### Supplied data
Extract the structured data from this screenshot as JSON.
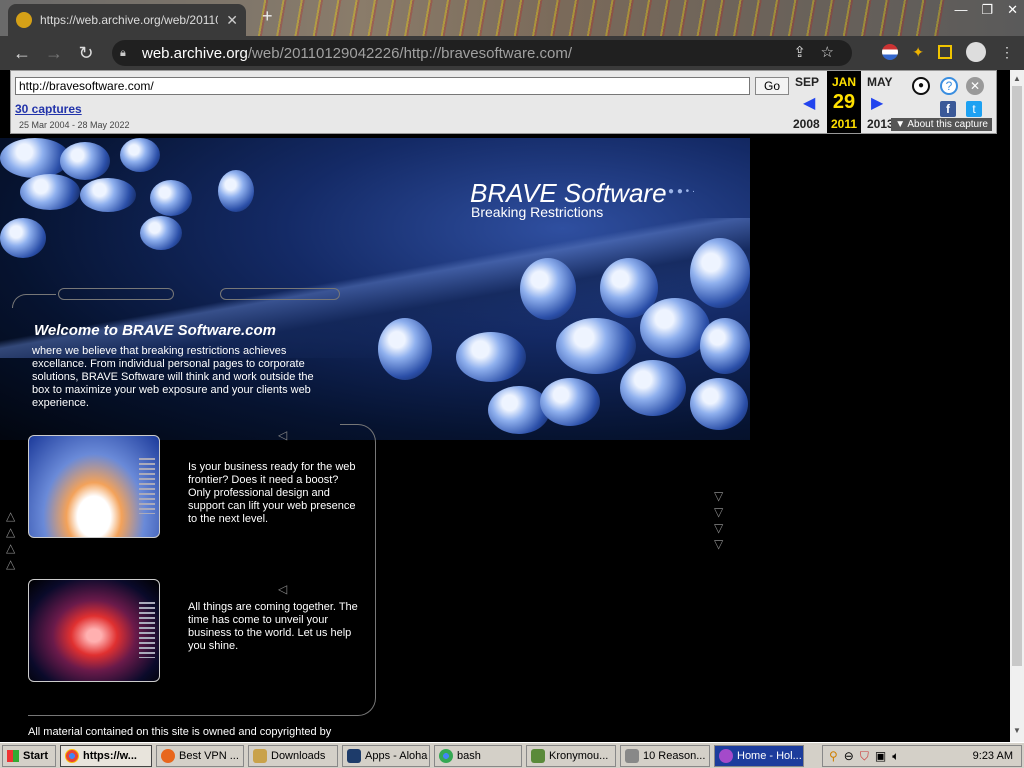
{
  "browser": {
    "tab_title": "https://web.archive.org/web/20110",
    "tab_close": "✕",
    "new_tab": "+",
    "window_controls": [
      "—",
      "❐",
      "✕"
    ],
    "url_host": "web.archive.org",
    "url_path": "/web/20110129042226/http://bravesoftware.com/"
  },
  "wayback": {
    "url_value": "http://bravesoftware.com/",
    "go_label": "Go",
    "captures_link": "30 captures",
    "date_range": "25 Mar 2004 - 28 May 2022",
    "prev_month": "SEP",
    "prev_year": "2008",
    "cur_month": "JAN",
    "cur_day": "29",
    "cur_year": "2011",
    "next_month": "MAY",
    "next_year": "2013",
    "about_label": "▼ About this capture"
  },
  "site": {
    "brand": "BRAVE Software",
    "slogan": "Breaking Restrictions",
    "welcome": "Welcome to BRAVE Software.com",
    "intro": "where we believe that breaking restrictions achieves excellance. From individual personal pages to corporate solutions, BRAVE Software will think and work outside the box to maximize your web exposure and your clients web experience.",
    "blurb1": "Is your business ready for the web frontier? Does it need a boost? Only professional design and support can lift your web presence to the next level.",
    "blurb2": "All things are coming together. The time has come to unveil your business to the world. Let us help you shine.",
    "footer": "All material contained on this site is owned and copyrighted by"
  },
  "taskbar": {
    "start": "Start",
    "tasks": [
      "https://w...",
      "Best VPN ...",
      "Downloads",
      "Apps - Aloha",
      "bash",
      "Kronymou...",
      "10 Reason...",
      "Home - Hol..."
    ],
    "clock": "9:23 AM"
  },
  "colors": {
    "wayback_blue": "#2244ee",
    "capture_yellow": "#ffe000",
    "taskbar_gray": "#d4d0c8"
  }
}
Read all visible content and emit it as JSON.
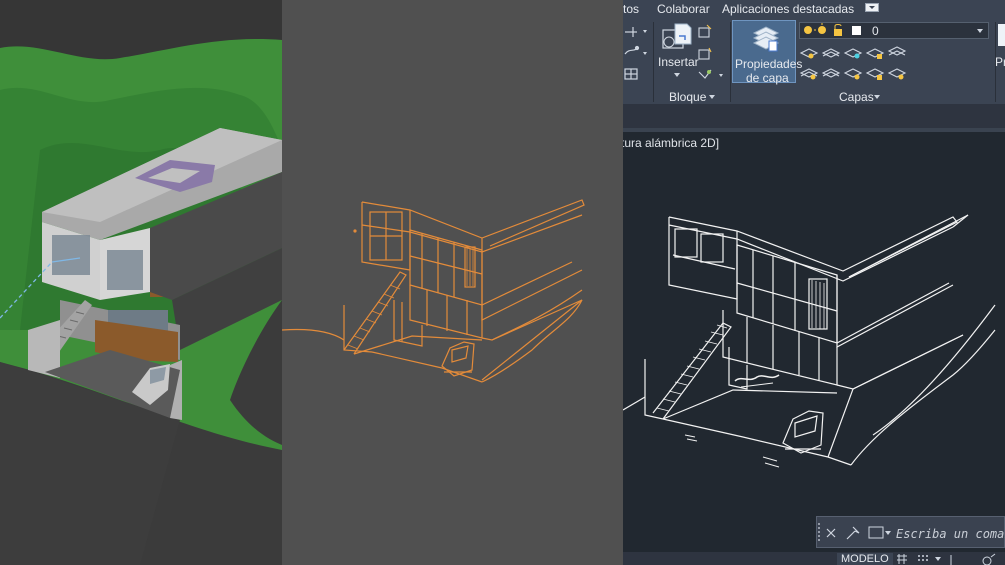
{
  "menu": {
    "tab_partial": "tos",
    "tab_collaborate": "Colaborar",
    "tab_featured_apps": "Aplicaciones destacadas"
  },
  "ribbon": {
    "insert_label": "Insertar",
    "block_panel_label": "Bloque",
    "layer_properties_line1": "Propiedades",
    "layer_properties_line2": "de capa",
    "layers_panel_label": "Capas",
    "current_layer": "0",
    "cut_off_label": "Pr"
  },
  "viewport": {
    "title": "tura alámbrica 2D]"
  },
  "command_line": {
    "placeholder": "Escriba un coman"
  },
  "status_bar": {
    "model_tab": "MODELO"
  },
  "colors": {
    "wire_orange": "#e38b3a",
    "wire_white": "#f2f2f2",
    "grass_green": "#3f8f3a",
    "cad_background": "#212830",
    "ribbon_background": "#3b4453",
    "selection_blue": "#4a6a8e"
  }
}
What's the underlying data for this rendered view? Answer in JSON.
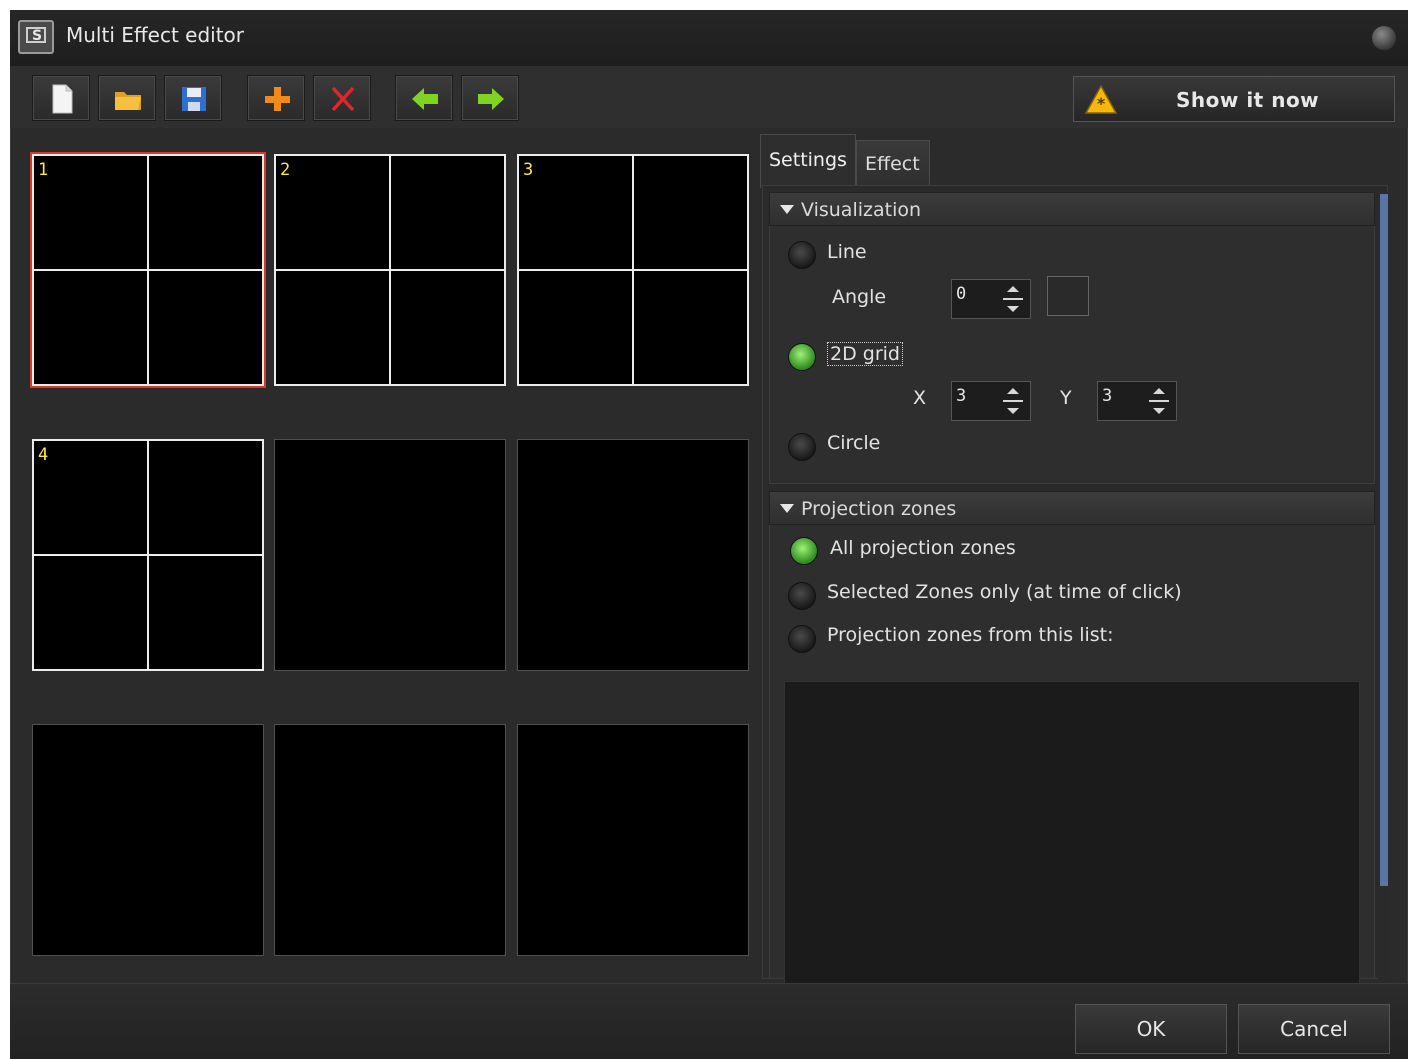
######
Description of the task:
Take every line from the data above that holds "JSON" and copy it out.

Answer for this exercise:
Extract the structured data from this screenshot as JSON.
Read all visible content and emit it as JSON.
What's the underlying data for this rendered view? Answer in JSON.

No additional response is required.